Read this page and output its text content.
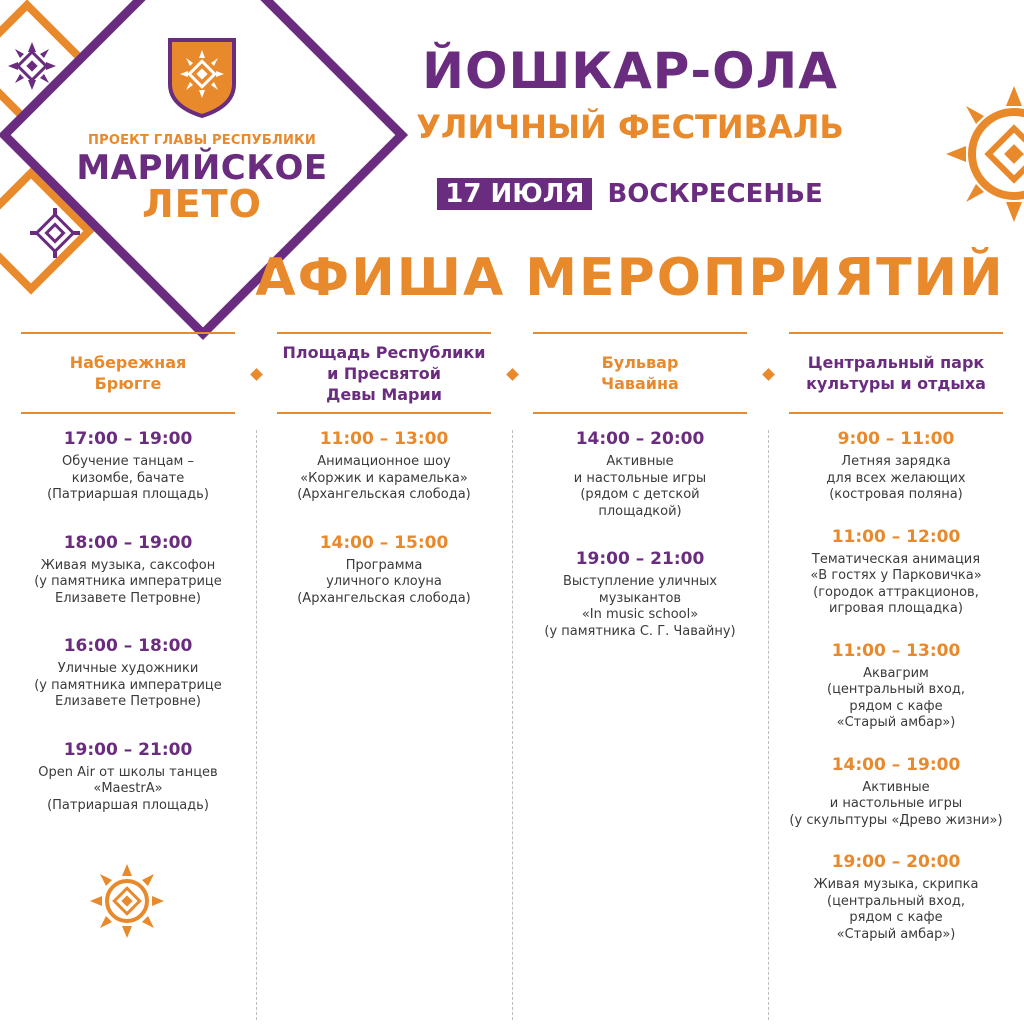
ПРОЕКТ ГЛАВЫ РЕСПУБЛИКИ
МАРИЙСКОЕ
ЛЕТО
ЙОШКАР-ОЛА
УЛИЧНЫЙ ФЕСТИВАЛЬ
17 ИЮЛЯ ВОСКРЕСЕНЬЕ
АФИША МЕРОПРИЯТИЙ
Набережная
Брюгге
17:00 – 19:00
Обучение танцам –
кизомбе, бачате
(Патриаршая площадь)
18:00 – 19:00
Живая музыка, саксофон
(у памятника императрице
Елизавете Петровне)
16:00 – 18:00
Уличные художники
(у памятника императрице
Елизавете Петровне)
19:00 – 21:00
Open Air от школы танцев
«MaestrA»
(Патриаршая площадь)
Площадь Республики
и Пресвятой
Девы Марии
11:00 – 13:00
Анимационное шоу
«Коржик и карамелька»
(Архангельская слобода)
14:00 – 15:00
Программа
уличного клоуна
(Архангельская слобода)
Бульвар
Чавайна
14:00 – 20:00
Активные
и настольные игры
(рядом с детской
площадкой)
19:00 – 21:00
Выступление уличных
музыкантов
«In music school»
(у памятника С. Г. Чавайну)
Центральный парк
культуры и отдыха
9:00 – 11:00
Летняя зарядка
для всех желающих
(костровая поляна)
11:00 – 12:00
Тематическая анимация
«В гостях у Парковичка»
(городок аттракционов,
игровая площадка)
11:00 – 13:00
Аквагрим
(центральный вход,
рядом с кафе
«Старый амбар»)
14:00 – 19:00
Активные
и настольные игры
(у скульптуры «Древо жизни»)
19:00 – 20:00
Живая музыка, скрипка
(центральный вход,
рядом с кафе
«Старый амбар»)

EXERCISE AIM
Reproduce each record from above exactly; pictures do not belong in the copy.

RESPONSE
Read this page and output its text content.
ПРОЕКТ ГЛАВЫ РЕСПУБЛИКИ
МАРИЙСКОЕ
ЛЕТО
ЙОШКАР-ОЛА
УЛИЧНЫЙ ФЕСТИВАЛЬ
17 ИЮЛЯ ВОСКРЕСЕНЬЕ
АФИША МЕРОПРИЯТИЙ
Набережная
Брюгге
17:00 – 19:00
Обучение танцам –
кизомбе, бачате
(Патриаршая площадь)
18:00 – 19:00
Живая музыка, саксофон
(у памятника императрице
Елизавете Петровне)
16:00 – 18:00
Уличные художники
(у памятника императрице
Елизавете Петровне)
19:00 – 21:00
Open Air от школы танцев
«MaestrA»
(Патриаршая площадь)
Площадь Республики
и Пресвятой
Девы Марии
11:00 – 13:00
Анимационное шоу
«Коржик и карамелька»
(Архангельская слобода)
14:00 – 15:00
Программа
уличного клоуна
(Архангельская слобода)
Бульвар
Чавайна
14:00 – 20:00
Активные
и настольные игры
(рядом с детской
площадкой)
19:00 – 21:00
Выступление уличных
музыкантов
«In music school»
(у памятника С. Г. Чавайну)
Центральный парк
культуры и отдыха
9:00 – 11:00
Летняя зарядка
для всех желающих
(костровая поляна)
11:00 – 12:00
Тематическая анимация
«В гостях у Парковичка»
(городок аттракционов,
игровая площадка)
11:00 – 13:00
Аквагрим
(центральный вход,
рядом с кафе
«Старый амбар»)
14:00 – 19:00
Активные
и настольные игры
(у скульптуры «Древо жизни»)
19:00 – 20:00
Живая музыка, скрипка
(центральный вход,
рядом с кафе
«Старый амбар»)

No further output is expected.